__Information provided__
=======
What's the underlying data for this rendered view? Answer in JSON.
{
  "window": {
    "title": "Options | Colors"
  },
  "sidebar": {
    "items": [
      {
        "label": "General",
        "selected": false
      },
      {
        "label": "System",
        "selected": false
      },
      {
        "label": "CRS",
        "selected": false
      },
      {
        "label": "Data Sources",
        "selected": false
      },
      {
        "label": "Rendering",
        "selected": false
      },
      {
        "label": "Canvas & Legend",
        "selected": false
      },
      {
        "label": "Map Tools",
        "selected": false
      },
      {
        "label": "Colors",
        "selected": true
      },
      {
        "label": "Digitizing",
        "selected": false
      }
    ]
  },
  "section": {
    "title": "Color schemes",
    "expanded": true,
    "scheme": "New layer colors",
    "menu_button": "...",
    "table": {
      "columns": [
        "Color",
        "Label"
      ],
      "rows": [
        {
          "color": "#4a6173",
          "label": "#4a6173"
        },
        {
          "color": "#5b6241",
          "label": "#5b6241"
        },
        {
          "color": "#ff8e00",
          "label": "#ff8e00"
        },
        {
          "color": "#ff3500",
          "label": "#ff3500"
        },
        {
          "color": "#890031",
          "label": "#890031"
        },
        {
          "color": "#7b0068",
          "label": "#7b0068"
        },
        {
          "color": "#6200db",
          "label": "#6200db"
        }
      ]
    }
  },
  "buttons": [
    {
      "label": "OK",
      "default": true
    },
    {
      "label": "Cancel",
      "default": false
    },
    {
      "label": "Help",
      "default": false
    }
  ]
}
=======
__Work to be completed__
Pull out every line in the material above where "true" occurs.

__Answer to the problem__
        "selected": true
    "expanded": true,
      "default": true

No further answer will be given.